> **Directions for this task**: Find each line with the word "minutes" and copy it.

Raw records
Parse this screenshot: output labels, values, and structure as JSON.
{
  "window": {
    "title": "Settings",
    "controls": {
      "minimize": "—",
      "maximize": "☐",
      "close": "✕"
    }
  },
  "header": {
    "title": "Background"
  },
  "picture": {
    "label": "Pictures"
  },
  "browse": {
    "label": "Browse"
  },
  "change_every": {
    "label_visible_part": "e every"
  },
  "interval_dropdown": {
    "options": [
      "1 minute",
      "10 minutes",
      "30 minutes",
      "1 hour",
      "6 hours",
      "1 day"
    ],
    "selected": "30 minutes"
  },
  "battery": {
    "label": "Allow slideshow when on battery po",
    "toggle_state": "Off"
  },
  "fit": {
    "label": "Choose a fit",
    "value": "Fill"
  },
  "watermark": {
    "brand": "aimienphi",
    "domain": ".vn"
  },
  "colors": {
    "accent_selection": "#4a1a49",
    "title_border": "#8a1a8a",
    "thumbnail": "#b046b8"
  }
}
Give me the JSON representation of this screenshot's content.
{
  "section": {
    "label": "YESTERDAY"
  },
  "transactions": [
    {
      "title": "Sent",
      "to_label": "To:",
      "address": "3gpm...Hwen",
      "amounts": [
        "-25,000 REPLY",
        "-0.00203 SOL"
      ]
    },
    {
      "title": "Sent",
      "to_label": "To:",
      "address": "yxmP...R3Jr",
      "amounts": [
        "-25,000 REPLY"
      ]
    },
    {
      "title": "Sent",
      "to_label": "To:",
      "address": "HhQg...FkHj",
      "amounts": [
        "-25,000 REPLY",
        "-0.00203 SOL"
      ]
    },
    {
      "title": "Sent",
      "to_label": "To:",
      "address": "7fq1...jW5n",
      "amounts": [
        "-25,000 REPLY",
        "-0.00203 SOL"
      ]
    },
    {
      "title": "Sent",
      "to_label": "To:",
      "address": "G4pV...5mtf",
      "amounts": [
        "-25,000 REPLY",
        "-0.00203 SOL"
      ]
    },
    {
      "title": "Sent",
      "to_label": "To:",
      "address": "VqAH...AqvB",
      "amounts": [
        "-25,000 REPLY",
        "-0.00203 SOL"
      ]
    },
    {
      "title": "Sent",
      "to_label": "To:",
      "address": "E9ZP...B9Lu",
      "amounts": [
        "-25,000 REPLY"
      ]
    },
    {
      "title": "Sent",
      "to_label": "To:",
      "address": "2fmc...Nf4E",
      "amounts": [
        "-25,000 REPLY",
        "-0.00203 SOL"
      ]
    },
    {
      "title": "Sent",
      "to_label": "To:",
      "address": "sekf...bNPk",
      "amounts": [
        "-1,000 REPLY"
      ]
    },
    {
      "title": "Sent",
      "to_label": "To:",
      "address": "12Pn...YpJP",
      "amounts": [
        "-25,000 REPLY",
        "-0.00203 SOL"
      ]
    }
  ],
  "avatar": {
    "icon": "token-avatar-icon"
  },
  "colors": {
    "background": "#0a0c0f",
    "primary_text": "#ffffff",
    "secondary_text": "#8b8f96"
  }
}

> **Final result**:
      "10 minutes",
      "30 minutes",
    "selected": "30 minutes"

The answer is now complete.